- Given records -
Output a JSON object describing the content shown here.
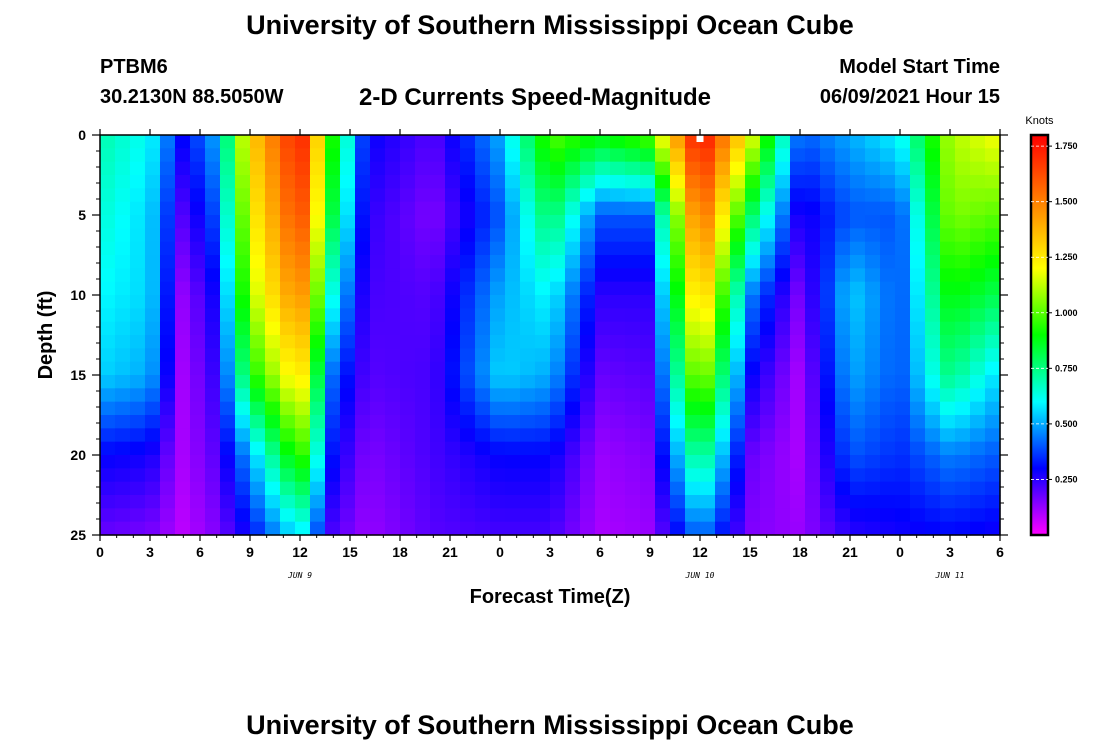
{
  "page": {
    "title_top": "University of Southern Mississippi Ocean Cube",
    "title_bottom": "University of Southern Mississippi Ocean Cube",
    "station": "PTBM6",
    "coordinates": "30.2130N  88.5050W",
    "subtitle": "2-D Currents Speed-Magnitude",
    "model_label": "Model Start Time",
    "model_time": "06/09/2021 Hour 15"
  },
  "chart_data": {
    "type": "heatmap",
    "title": "2-D Currents Speed-Magnitude",
    "xlabel": "Forecast Time(Z)",
    "ylabel": "Depth (ft)",
    "x_range_hours": [
      0,
      54
    ],
    "y_range_ft": [
      0,
      25
    ],
    "y_inverted": true,
    "x_tick_labels": [
      "0",
      "3",
      "6",
      "9",
      "12",
      "15",
      "18",
      "21",
      "0",
      "3",
      "6",
      "9",
      "12",
      "15",
      "18",
      "21",
      "0",
      "3",
      "6"
    ],
    "y_tick_labels": [
      "0",
      "5",
      "10",
      "15",
      "20",
      "25"
    ],
    "y_ticks": [
      0,
      5,
      10,
      15,
      20,
      25
    ],
    "date_labels": [
      {
        "text": "JUN 9",
        "hour": 12
      },
      {
        "text": "JUN 10",
        "hour": 36
      },
      {
        "text": "JUN 11",
        "hour": 51
      }
    ],
    "colorbar": {
      "title": "Knots",
      "min": 0.0,
      "max": 1.8,
      "tick_labels": [
        "0.250",
        "0.500",
        "0.750",
        "1.000",
        "1.250",
        "1.500",
        "1.750"
      ],
      "ticks": [
        0.25,
        0.5,
        0.75,
        1.0,
        1.25,
        1.5,
        1.75
      ],
      "colors": [
        "#ff00ff",
        "#8000ff",
        "#0000ff",
        "#0080ff",
        "#00ffff",
        "#00ff80",
        "#00ff00",
        "#80ff00",
        "#ffff00",
        "#ffc000",
        "#ff8000",
        "#ff4000",
        "#ff0000"
      ]
    },
    "current_time_marker_hour": 36,
    "speed_profiles_knots": {
      "depths_ft": [
        0,
        5,
        10,
        15,
        20,
        25
      ],
      "series": [
        {
          "hour": 0,
          "values": [
            0.7,
            0.65,
            0.6,
            0.55,
            0.3,
            0.18
          ]
        },
        {
          "hour": 3,
          "values": [
            0.6,
            0.55,
            0.55,
            0.5,
            0.28,
            0.16
          ]
        },
        {
          "hour": 5,
          "values": [
            0.3,
            0.2,
            0.12,
            0.1,
            0.1,
            0.08
          ]
        },
        {
          "hour": 7,
          "values": [
            0.5,
            0.4,
            0.3,
            0.25,
            0.2,
            0.15
          ]
        },
        {
          "hour": 9,
          "values": [
            1.3,
            1.2,
            1.1,
            0.9,
            0.5,
            0.3
          ]
        },
        {
          "hour": 12,
          "values": [
            1.75,
            1.65,
            1.5,
            1.3,
            1.0,
            0.6
          ]
        },
        {
          "hour": 14,
          "values": [
            0.9,
            0.8,
            0.6,
            0.4,
            0.3,
            0.2
          ]
        },
        {
          "hour": 16,
          "values": [
            0.3,
            0.25,
            0.22,
            0.2,
            0.15,
            0.12
          ]
        },
        {
          "hour": 20,
          "values": [
            0.2,
            0.15,
            0.2,
            0.22,
            0.22,
            0.2
          ]
        },
        {
          "hour": 24,
          "values": [
            0.5,
            0.4,
            0.5,
            0.55,
            0.3,
            0.22
          ]
        },
        {
          "hour": 27,
          "values": [
            1.0,
            0.8,
            0.6,
            0.5,
            0.3,
            0.22
          ]
        },
        {
          "hour": 30,
          "values": [
            0.9,
            0.4,
            0.25,
            0.18,
            0.12,
            0.1
          ]
        },
        {
          "hour": 33,
          "values": [
            1.0,
            0.4,
            0.25,
            0.2,
            0.15,
            0.12
          ]
        },
        {
          "hour": 36,
          "values": [
            1.8,
            1.6,
            1.4,
            1.15,
            0.8,
            0.45
          ]
        },
        {
          "hour": 39,
          "values": [
            1.2,
            0.8,
            0.45,
            0.3,
            0.18,
            0.15
          ]
        },
        {
          "hour": 42,
          "values": [
            0.4,
            0.25,
            0.15,
            0.1,
            0.1,
            0.12
          ]
        },
        {
          "hour": 45,
          "values": [
            0.5,
            0.4,
            0.55,
            0.5,
            0.4,
            0.25
          ]
        },
        {
          "hour": 48,
          "values": [
            0.6,
            0.4,
            0.4,
            0.4,
            0.35,
            0.28
          ]
        },
        {
          "hour": 51,
          "values": [
            1.1,
            1.05,
            0.9,
            0.75,
            0.45,
            0.3
          ]
        },
        {
          "hour": 54,
          "values": [
            1.2,
            1.0,
            0.8,
            0.55,
            0.4,
            0.28
          ]
        }
      ]
    }
  }
}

- To be done -
What is needed is an exact reproduction of the data, pictures excluded.

- Completed exercise -
Output a JSON object describing the content shown here.
{
  "page": {
    "title_top": "University of Southern Mississippi Ocean Cube",
    "title_bottom": "University of Southern Mississippi Ocean Cube",
    "station": "PTBM6",
    "coordinates": "30.2130N  88.5050W",
    "subtitle": "2-D Currents Speed-Magnitude",
    "model_label": "Model Start Time",
    "model_time": "06/09/2021 Hour 15"
  },
  "chart_data": {
    "type": "heatmap",
    "title": "2-D Currents Speed-Magnitude",
    "xlabel": "Forecast Time(Z)",
    "ylabel": "Depth (ft)",
    "x_range_hours": [
      0,
      54
    ],
    "y_range_ft": [
      0,
      25
    ],
    "y_inverted": true,
    "x_tick_labels": [
      "0",
      "3",
      "6",
      "9",
      "12",
      "15",
      "18",
      "21",
      "0",
      "3",
      "6",
      "9",
      "12",
      "15",
      "18",
      "21",
      "0",
      "3",
      "6"
    ],
    "y_tick_labels": [
      "0",
      "5",
      "10",
      "15",
      "20",
      "25"
    ],
    "y_ticks": [
      0,
      5,
      10,
      15,
      20,
      25
    ],
    "date_labels": [
      {
        "text": "JUN 9",
        "hour": 12
      },
      {
        "text": "JUN 10",
        "hour": 36
      },
      {
        "text": "JUN 11",
        "hour": 51
      }
    ],
    "colorbar": {
      "title": "Knots",
      "min": 0.0,
      "max": 1.8,
      "tick_labels": [
        "0.250",
        "0.500",
        "0.750",
        "1.000",
        "1.250",
        "1.500",
        "1.750"
      ],
      "ticks": [
        0.25,
        0.5,
        0.75,
        1.0,
        1.25,
        1.5,
        1.75
      ],
      "colors": [
        "#ff00ff",
        "#8000ff",
        "#0000ff",
        "#0080ff",
        "#00ffff",
        "#00ff80",
        "#00ff00",
        "#80ff00",
        "#ffff00",
        "#ffc000",
        "#ff8000",
        "#ff4000",
        "#ff0000"
      ]
    },
    "current_time_marker_hour": 36,
    "speed_profiles_knots": {
      "depths_ft": [
        0,
        5,
        10,
        15,
        20,
        25
      ],
      "series": [
        {
          "hour": 0,
          "values": [
            0.7,
            0.65,
            0.6,
            0.55,
            0.3,
            0.18
          ]
        },
        {
          "hour": 3,
          "values": [
            0.6,
            0.55,
            0.55,
            0.5,
            0.28,
            0.16
          ]
        },
        {
          "hour": 5,
          "values": [
            0.3,
            0.2,
            0.12,
            0.1,
            0.1,
            0.08
          ]
        },
        {
          "hour": 7,
          "values": [
            0.5,
            0.4,
            0.3,
            0.25,
            0.2,
            0.15
          ]
        },
        {
          "hour": 9,
          "values": [
            1.3,
            1.2,
            1.1,
            0.9,
            0.5,
            0.3
          ]
        },
        {
          "hour": 12,
          "values": [
            1.75,
            1.65,
            1.5,
            1.3,
            1.0,
            0.6
          ]
        },
        {
          "hour": 14,
          "values": [
            0.9,
            0.8,
            0.6,
            0.4,
            0.3,
            0.2
          ]
        },
        {
          "hour": 16,
          "values": [
            0.3,
            0.25,
            0.22,
            0.2,
            0.15,
            0.12
          ]
        },
        {
          "hour": 20,
          "values": [
            0.2,
            0.15,
            0.2,
            0.22,
            0.22,
            0.2
          ]
        },
        {
          "hour": 24,
          "values": [
            0.5,
            0.4,
            0.5,
            0.55,
            0.3,
            0.22
          ]
        },
        {
          "hour": 27,
          "values": [
            1.0,
            0.8,
            0.6,
            0.5,
            0.3,
            0.22
          ]
        },
        {
          "hour": 30,
          "values": [
            0.9,
            0.4,
            0.25,
            0.18,
            0.12,
            0.1
          ]
        },
        {
          "hour": 33,
          "values": [
            1.0,
            0.4,
            0.25,
            0.2,
            0.15,
            0.12
          ]
        },
        {
          "hour": 36,
          "values": [
            1.8,
            1.6,
            1.4,
            1.15,
            0.8,
            0.45
          ]
        },
        {
          "hour": 39,
          "values": [
            1.2,
            0.8,
            0.45,
            0.3,
            0.18,
            0.15
          ]
        },
        {
          "hour": 42,
          "values": [
            0.4,
            0.25,
            0.15,
            0.1,
            0.1,
            0.12
          ]
        },
        {
          "hour": 45,
          "values": [
            0.5,
            0.4,
            0.55,
            0.5,
            0.4,
            0.25
          ]
        },
        {
          "hour": 48,
          "values": [
            0.6,
            0.4,
            0.4,
            0.4,
            0.35,
            0.28
          ]
        },
        {
          "hour": 51,
          "values": [
            1.1,
            1.05,
            0.9,
            0.75,
            0.45,
            0.3
          ]
        },
        {
          "hour": 54,
          "values": [
            1.2,
            1.0,
            0.8,
            0.55,
            0.4,
            0.28
          ]
        }
      ]
    }
  }
}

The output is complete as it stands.